— START RAW RECORDS —

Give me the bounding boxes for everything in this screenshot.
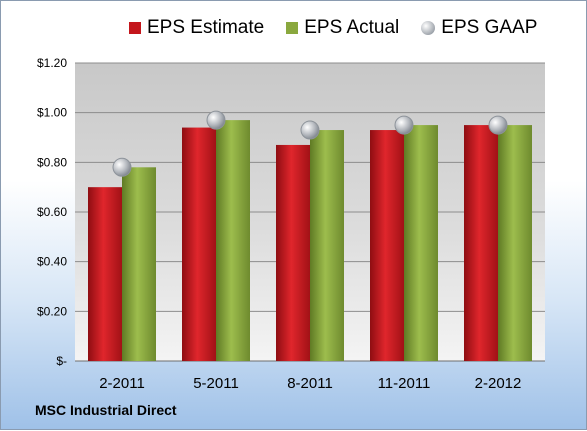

— END RAW RECORDS —
— START RAW RECORDS —

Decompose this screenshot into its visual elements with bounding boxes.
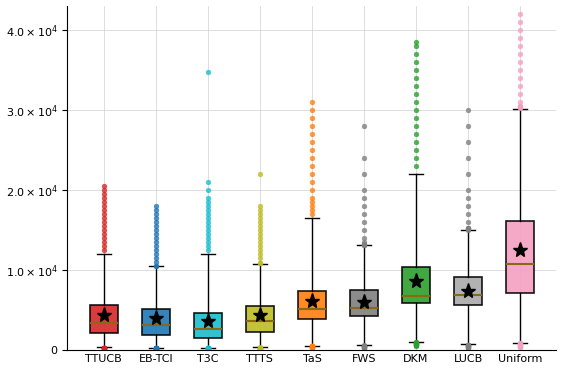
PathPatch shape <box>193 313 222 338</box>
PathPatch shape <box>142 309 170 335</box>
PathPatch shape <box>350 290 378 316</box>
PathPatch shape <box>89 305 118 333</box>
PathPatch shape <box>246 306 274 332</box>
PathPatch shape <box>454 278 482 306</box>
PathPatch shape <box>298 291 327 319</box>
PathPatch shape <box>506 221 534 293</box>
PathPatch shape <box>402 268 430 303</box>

— END RAW RECORDS —

TASK DIRECTIONS: Gather every line in the rows above that contains the string "bounding".

ANSWER FOR THE TASK:
Give me the bounding boxes for everything in this screenshot.
Decompose this screenshot into its visual elements with bounding boxes.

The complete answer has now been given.